[START Given data]

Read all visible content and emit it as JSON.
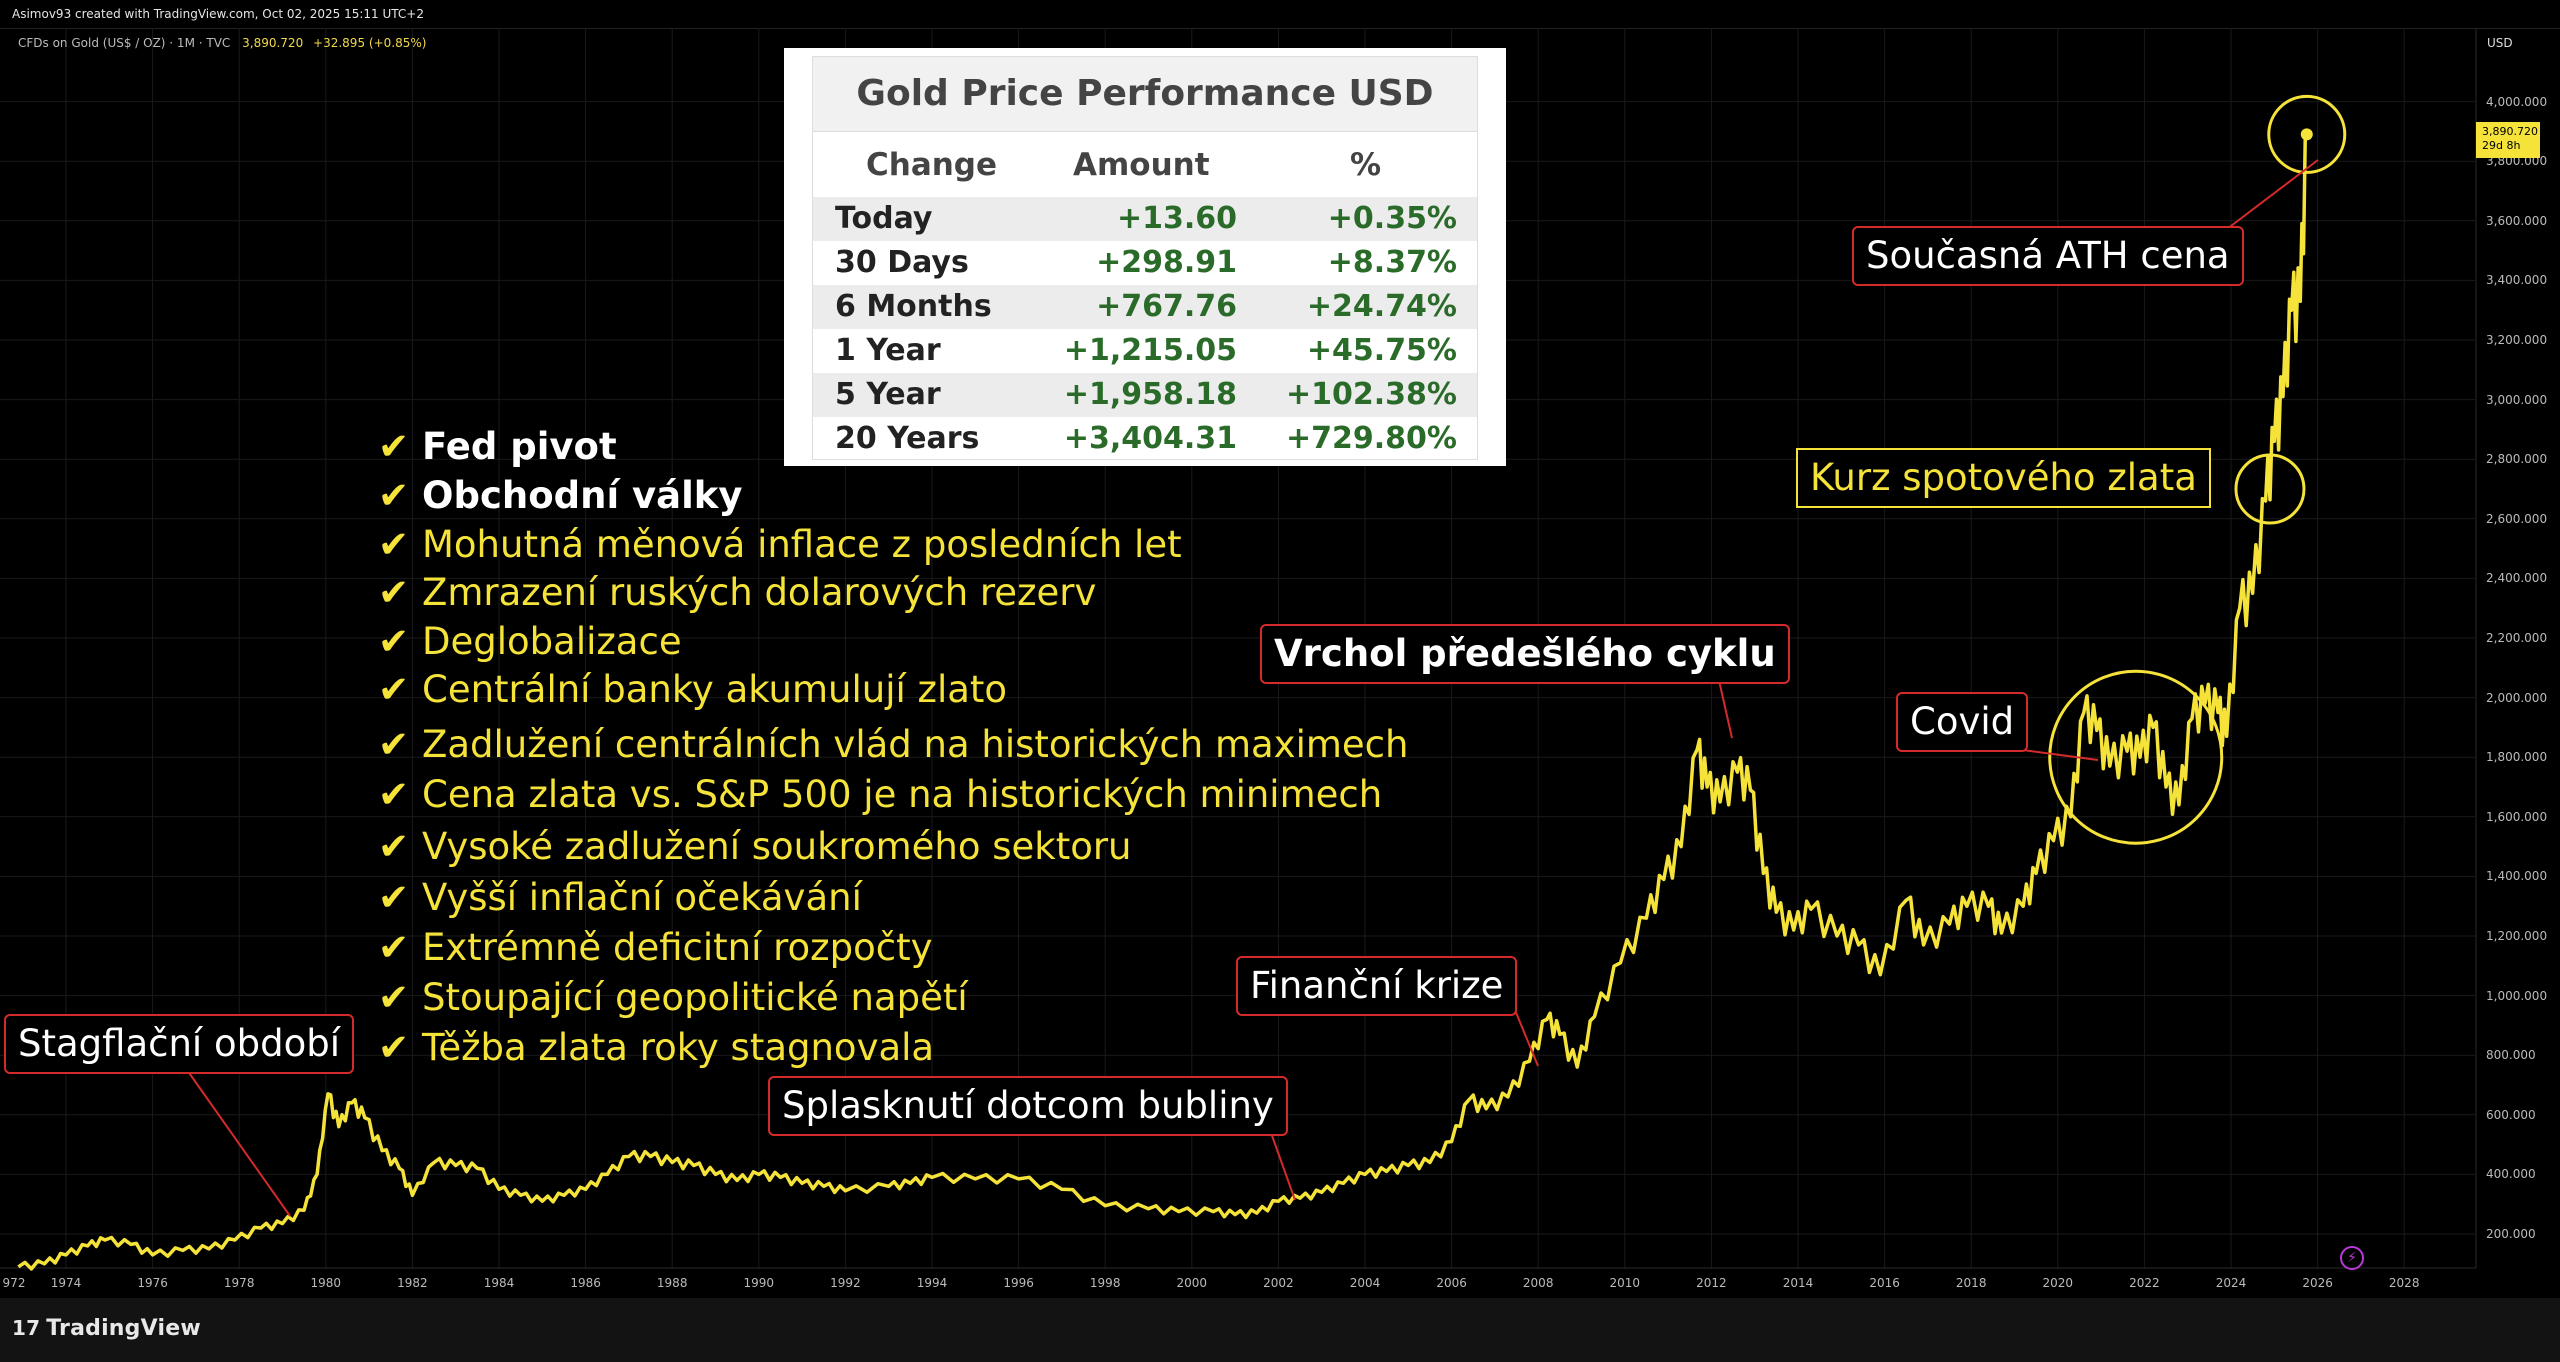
{
  "header": {
    "attribution": "Asimov93 created with TradingView.com, Oct 02, 2025 15:11 UTC+2",
    "symbol": "CFDs on Gold (US$ / OZ) · 1M · TVC",
    "last_price": "3,890.720",
    "change": "+32.895 (+0.85%)"
  },
  "axis": {
    "currency": "USD",
    "price_badge_value": "3,890.720",
    "price_badge_countdown": "29d 8h"
  },
  "footer": {
    "brand": "TradingView"
  },
  "performance_table": {
    "title": "Gold Price Performance USD",
    "columns": [
      "Change",
      "Amount",
      "%"
    ],
    "rows": [
      {
        "period": "Today",
        "amount": "+13.60",
        "percent": "+0.35%"
      },
      {
        "period": "30 Days",
        "amount": "+298.91",
        "percent": "+8.37%"
      },
      {
        "period": "6 Months",
        "amount": "+767.76",
        "percent": "+24.74%"
      },
      {
        "period": "1 Year",
        "amount": "+1,215.05",
        "percent": "+45.75%"
      },
      {
        "period": "5 Year",
        "amount": "+1,958.18",
        "percent": "+102.38%"
      },
      {
        "period": "20 Years",
        "amount": "+3,404.31",
        "percent": "+729.80%"
      }
    ]
  },
  "checklist": [
    {
      "text": "Fed pivot",
      "style": "white"
    },
    {
      "text": "Obchodní války",
      "style": "white"
    },
    {
      "text": "Mohutná měnová inflace z posledních let",
      "style": "yellow"
    },
    {
      "text": "Zmrazení ruských dolarových rezerv",
      "style": "yellow"
    },
    {
      "text": "Deglobalizace",
      "style": "yellow"
    },
    {
      "text": "Centrální banky akumulují zlato",
      "style": "yellow"
    },
    {
      "text": "Zadlužení centrálních vlád na historických maximech",
      "style": "yellow"
    },
    {
      "text": "Cena zlata vs. S&P 500 je na historických minimech",
      "style": "yellow"
    },
    {
      "text": "Vysoké zadlužení soukromého sektoru",
      "style": "yellow"
    },
    {
      "text": "Vyšší inflační očekávání",
      "style": "yellow"
    },
    {
      "text": "Extrémně deficitní rozpočty",
      "style": "yellow"
    },
    {
      "text": "Stoupající geopolitické napětí",
      "style": "yellow"
    },
    {
      "text": "Těžba zlata roky stagnovala",
      "style": "yellow"
    }
  ],
  "callouts": {
    "stagflation": "Stagflační období",
    "dotcom": "Splasknutí dotcom bubliny",
    "financial_crisis": "Finanční krize",
    "previous_peak": "Vrchol předešlého cyklu",
    "covid": "Covid",
    "current_ath": "Současná ATH cena",
    "spot_rate": "Kurz spotového zlata"
  },
  "chart_data": {
    "type": "line",
    "title": "",
    "xlabel": "",
    "ylabel": "",
    "series": [
      {
        "name": "",
        "color": "#f5e33a",
        "x": [
          1972.9,
          1973.5,
          1974.0,
          1974.5,
          1974.9,
          1975.5,
          1976.0,
          1976.7,
          1977.3,
          1977.9,
          1978.5,
          1979.0,
          1979.5,
          1979.8,
          1980.05,
          1980.3,
          1980.6,
          1980.9,
          1981.3,
          1981.7,
          1982.0,
          1982.5,
          1983.0,
          1983.5,
          1984.0,
          1984.5,
          1985.0,
          1985.5,
          1986.0,
          1986.5,
          1987.0,
          1987.5,
          1988.0,
          1988.5,
          1989.0,
          1989.5,
          1990.0,
          1990.5,
          1991.0,
          1991.5,
          1992.0,
          1993.0,
          1993.5,
          1994.0,
          1995.0,
          1996.0,
          1997.0,
          1998.0,
          1999.0,
          1999.7,
          2000.5,
          2001.0,
          2001.5,
          2002.0,
          2002.5,
          2003.0,
          2003.5,
          2004.0,
          2004.5,
          2005.0,
          2005.5,
          2006.0,
          2006.4,
          2006.8,
          2007.3,
          2007.8,
          2008.2,
          2008.5,
          2008.9,
          2009.3,
          2009.9,
          2010.5,
          2010.9,
          2011.3,
          2011.67,
          2011.9,
          2012.2,
          2012.6,
          2012.9,
          2013.2,
          2013.5,
          2013.9,
          2014.3,
          2014.9,
          2015.4,
          2015.9,
          2016.5,
          2016.9,
          2017.5,
          2017.9,
          2018.4,
          2018.7,
          2019.2,
          2019.5,
          2019.9,
          2020.3,
          2020.6,
          2020.9,
          2021.2,
          2021.6,
          2021.9,
          2022.2,
          2022.5,
          2022.8,
          2023.1,
          2023.4,
          2023.7,
          2023.9,
          2024.2,
          2024.5,
          2024.8,
          2025.0,
          2025.2,
          2025.4,
          2025.6,
          2025.75
        ],
        "y": [
          90,
          100,
          130,
          160,
          180,
          165,
          130,
          145,
          150,
          180,
          220,
          235,
          280,
          400,
          670,
          560,
          640,
          590,
          480,
          420,
          330,
          440,
          430,
          420,
          350,
          330,
          310,
          330,
          350,
          400,
          460,
          460,
          440,
          430,
          400,
          380,
          400,
          390,
          370,
          360,
          345,
          360,
          370,
          390,
          385,
          385,
          350,
          295,
          285,
          275,
          275,
          265,
          270,
          310,
          320,
          340,
          370,
          400,
          410,
          430,
          440,
          510,
          650,
          620,
          660,
          780,
          920,
          870,
          760,
          930,
          1110,
          1260,
          1390,
          1500,
          1825,
          1700,
          1650,
          1750,
          1690,
          1410,
          1280,
          1220,
          1290,
          1200,
          1170,
          1070,
          1320,
          1170,
          1240,
          1300,
          1300,
          1210,
          1300,
          1410,
          1520,
          1600,
          1950,
          1890,
          1770,
          1820,
          1800,
          1900,
          1700,
          1640,
          1930,
          1980,
          1950,
          1870,
          2300,
          2350,
          2660,
          2860,
          3010,
          3300,
          3330,
          3890
        ]
      }
    ],
    "y_ticks": [
      "4,000.000",
      "3,800.000",
      "3,600.000",
      "3,400.000",
      "3,200.000",
      "3,000.000",
      "2,800.000",
      "2,600.000",
      "2,400.000",
      "2,200.000",
      "2,000.000",
      "1,800.000",
      "1,600.000",
      "1,400.000",
      "1,200.000",
      "1,000.000",
      "800.000",
      "600.000",
      "400.000",
      "200.000"
    ],
    "x_ticks": [
      "972",
      "1974",
      "1976",
      "1978",
      "1980",
      "1982",
      "1984",
      "1986",
      "1988",
      "1990",
      "1992",
      "1994",
      "1996",
      "1998",
      "2000",
      "2002",
      "2004",
      "2006",
      "2008",
      "2010",
      "2012",
      "2014",
      "2016",
      "2018",
      "2020",
      "2022",
      "2024",
      "2026",
      "2028"
    ],
    "xlim": [
      1972.75,
      2029.0
    ],
    "ylim": [
      0,
      4300
    ],
    "grid": true,
    "highlight_circles": [
      {
        "label": "current_ath",
        "x": 2025.75,
        "y": 3890
      },
      {
        "label": "spot_rate",
        "x": 2024.9,
        "y": 2700
      },
      {
        "label": "covid",
        "x": 2021.8,
        "y": 1800
      }
    ]
  }
}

[END Given data]

Exercise goal
Check each line of the records for the word "historických", and show the lines that contain it.

Solution
      "text": "Zadlužení centrálních vlád na historických maximech",
      "text": "Cena zlata vs. S&P 500 je na historických minimech",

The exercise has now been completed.